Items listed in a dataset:
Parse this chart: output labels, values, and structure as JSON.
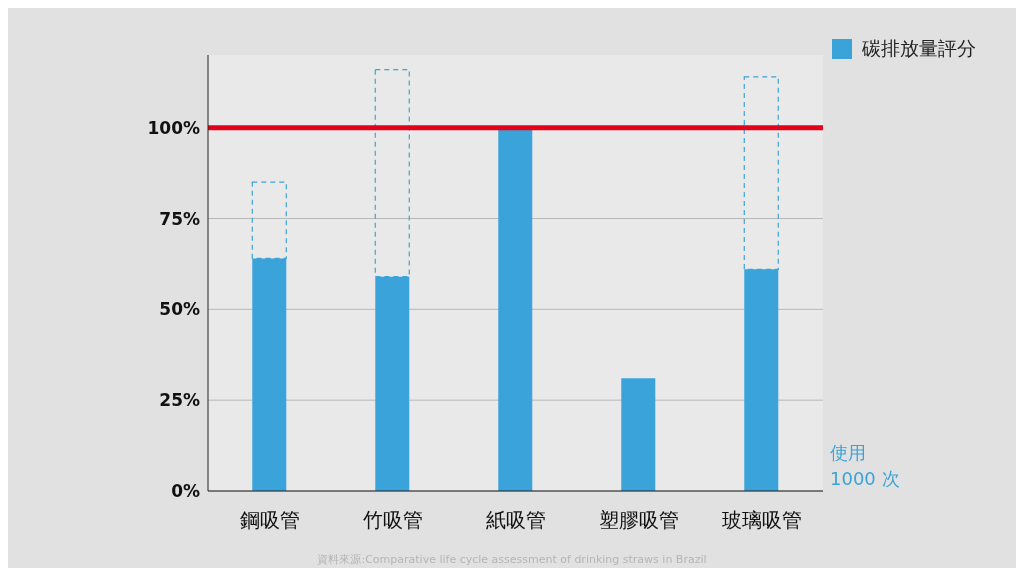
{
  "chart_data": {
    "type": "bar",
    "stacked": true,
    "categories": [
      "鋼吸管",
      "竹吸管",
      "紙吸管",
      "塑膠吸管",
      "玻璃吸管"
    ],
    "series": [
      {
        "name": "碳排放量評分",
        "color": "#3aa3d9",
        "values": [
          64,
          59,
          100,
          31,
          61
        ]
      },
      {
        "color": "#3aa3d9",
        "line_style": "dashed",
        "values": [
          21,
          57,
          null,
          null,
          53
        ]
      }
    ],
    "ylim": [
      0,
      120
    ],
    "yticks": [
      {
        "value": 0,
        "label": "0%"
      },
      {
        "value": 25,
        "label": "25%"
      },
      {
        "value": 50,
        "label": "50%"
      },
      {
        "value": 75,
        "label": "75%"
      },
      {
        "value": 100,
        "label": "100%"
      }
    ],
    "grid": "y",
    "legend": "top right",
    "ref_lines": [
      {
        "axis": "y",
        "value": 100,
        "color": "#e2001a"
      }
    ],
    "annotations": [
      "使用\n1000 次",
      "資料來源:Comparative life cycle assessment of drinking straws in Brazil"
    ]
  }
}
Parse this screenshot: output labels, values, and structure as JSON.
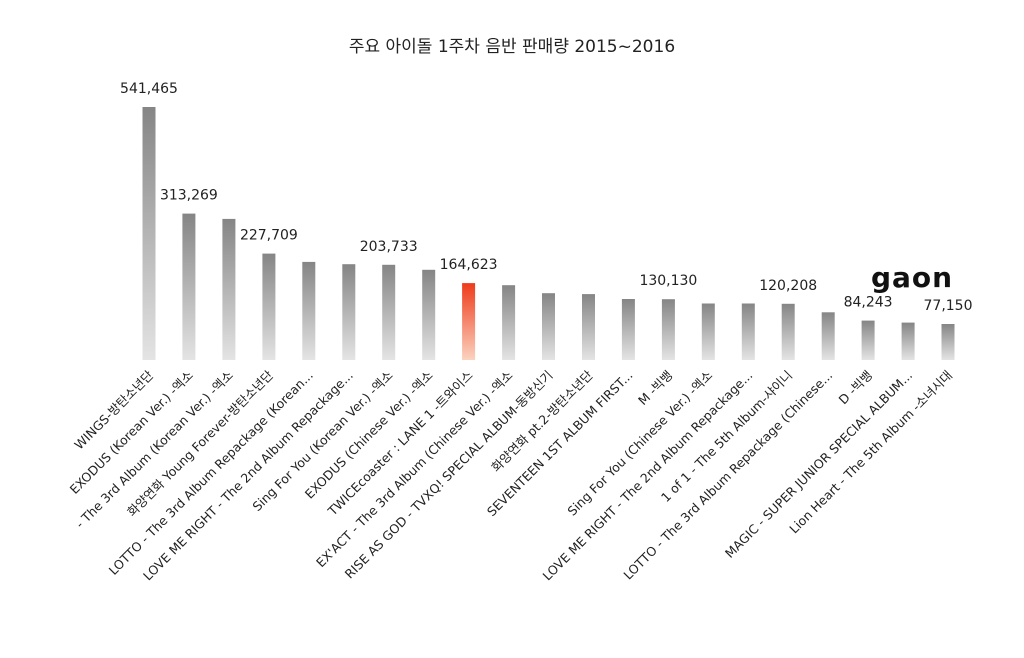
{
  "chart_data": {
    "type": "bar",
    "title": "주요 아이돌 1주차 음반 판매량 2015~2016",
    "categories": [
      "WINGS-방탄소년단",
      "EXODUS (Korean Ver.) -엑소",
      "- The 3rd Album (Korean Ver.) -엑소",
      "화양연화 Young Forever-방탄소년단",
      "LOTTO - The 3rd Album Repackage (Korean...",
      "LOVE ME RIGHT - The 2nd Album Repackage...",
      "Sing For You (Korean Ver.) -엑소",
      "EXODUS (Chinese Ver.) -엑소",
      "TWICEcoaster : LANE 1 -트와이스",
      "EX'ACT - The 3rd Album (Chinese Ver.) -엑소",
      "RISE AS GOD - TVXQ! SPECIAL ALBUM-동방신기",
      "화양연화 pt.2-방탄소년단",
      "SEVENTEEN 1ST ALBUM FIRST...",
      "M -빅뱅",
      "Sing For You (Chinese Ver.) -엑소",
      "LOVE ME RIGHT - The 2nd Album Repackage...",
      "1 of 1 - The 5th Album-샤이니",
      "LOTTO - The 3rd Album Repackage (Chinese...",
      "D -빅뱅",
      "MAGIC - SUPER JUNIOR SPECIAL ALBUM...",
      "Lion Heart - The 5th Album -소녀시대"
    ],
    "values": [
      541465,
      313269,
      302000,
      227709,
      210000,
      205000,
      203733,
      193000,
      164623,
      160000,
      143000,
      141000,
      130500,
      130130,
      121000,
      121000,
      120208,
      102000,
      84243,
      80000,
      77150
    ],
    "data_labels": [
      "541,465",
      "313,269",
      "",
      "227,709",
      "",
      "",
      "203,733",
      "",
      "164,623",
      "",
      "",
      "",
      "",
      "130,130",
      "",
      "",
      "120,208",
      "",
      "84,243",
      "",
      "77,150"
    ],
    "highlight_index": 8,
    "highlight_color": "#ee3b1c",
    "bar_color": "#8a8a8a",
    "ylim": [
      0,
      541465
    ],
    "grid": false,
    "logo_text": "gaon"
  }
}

Given exercise: Copy each line in full and exactly, omitting any picture.

Result:
Parse this chart: output labels, values, and structure as JSON.
{
  "chart_data": {
    "type": "bar",
    "stacked": true,
    "categories": [
      "鋼吸管",
      "竹吸管",
      "紙吸管",
      "塑膠吸管",
      "玻璃吸管"
    ],
    "series": [
      {
        "name": "碳排放量評分",
        "color": "#3aa3d9",
        "values": [
          64,
          59,
          100,
          31,
          61
        ]
      },
      {
        "color": "#3aa3d9",
        "line_style": "dashed",
        "values": [
          21,
          57,
          null,
          null,
          53
        ]
      }
    ],
    "ylim": [
      0,
      120
    ],
    "yticks": [
      {
        "value": 0,
        "label": "0%"
      },
      {
        "value": 25,
        "label": "25%"
      },
      {
        "value": 50,
        "label": "50%"
      },
      {
        "value": 75,
        "label": "75%"
      },
      {
        "value": 100,
        "label": "100%"
      }
    ],
    "grid": "y",
    "legend": "top right",
    "ref_lines": [
      {
        "axis": "y",
        "value": 100,
        "color": "#e2001a"
      }
    ],
    "annotations": [
      "使用\n1000 次",
      "資料來源:Comparative life cycle assessment of drinking straws in Brazil"
    ]
  }
}
Parse this screenshot: output labels, values, and structure as JSON.
{
  "chart_data": {
    "type": "bar",
    "title": "주요 아이돌 1주차 음반 판매량 2015~2016",
    "categories": [
      "WINGS-방탄소년단",
      "EXODUS (Korean Ver.) -엑소",
      "- The 3rd Album (Korean Ver.) -엑소",
      "화양연화 Young Forever-방탄소년단",
      "LOTTO - The 3rd Album Repackage (Korean...",
      "LOVE ME RIGHT - The 2nd Album Repackage...",
      "Sing For You (Korean Ver.) -엑소",
      "EXODUS (Chinese Ver.) -엑소",
      "TWICEcoaster : LANE 1 -트와이스",
      "EX'ACT - The 3rd Album (Chinese Ver.) -엑소",
      "RISE AS GOD - TVXQ! SPECIAL ALBUM-동방신기",
      "화양연화 pt.2-방탄소년단",
      "SEVENTEEN 1ST ALBUM FIRST...",
      "M -빅뱅",
      "Sing For You (Chinese Ver.) -엑소",
      "LOVE ME RIGHT - The 2nd Album Repackage...",
      "1 of 1 - The 5th Album-샤이니",
      "LOTTO - The 3rd Album Repackage (Chinese...",
      "D -빅뱅",
      "MAGIC - SUPER JUNIOR SPECIAL ALBUM...",
      "Lion Heart - The 5th Album -소녀시대"
    ],
    "values": [
      541465,
      313269,
      302000,
      227709,
      210000,
      205000,
      203733,
      193000,
      164623,
      160000,
      143000,
      141000,
      130500,
      130130,
      121000,
      121000,
      120208,
      102000,
      84243,
      80000,
      77150
    ],
    "data_labels": [
      "541,465",
      "313,269",
      "",
      "227,709",
      "",
      "",
      "203,733",
      "",
      "164,623",
      "",
      "",
      "",
      "",
      "130,130",
      "",
      "",
      "120,208",
      "",
      "84,243",
      "",
      "77,150"
    ],
    "highlight_index": 8,
    "highlight_color": "#ee3b1c",
    "bar_color": "#8a8a8a",
    "ylim": [
      0,
      541465
    ],
    "grid": false,
    "logo_text": "gaon"
  }
}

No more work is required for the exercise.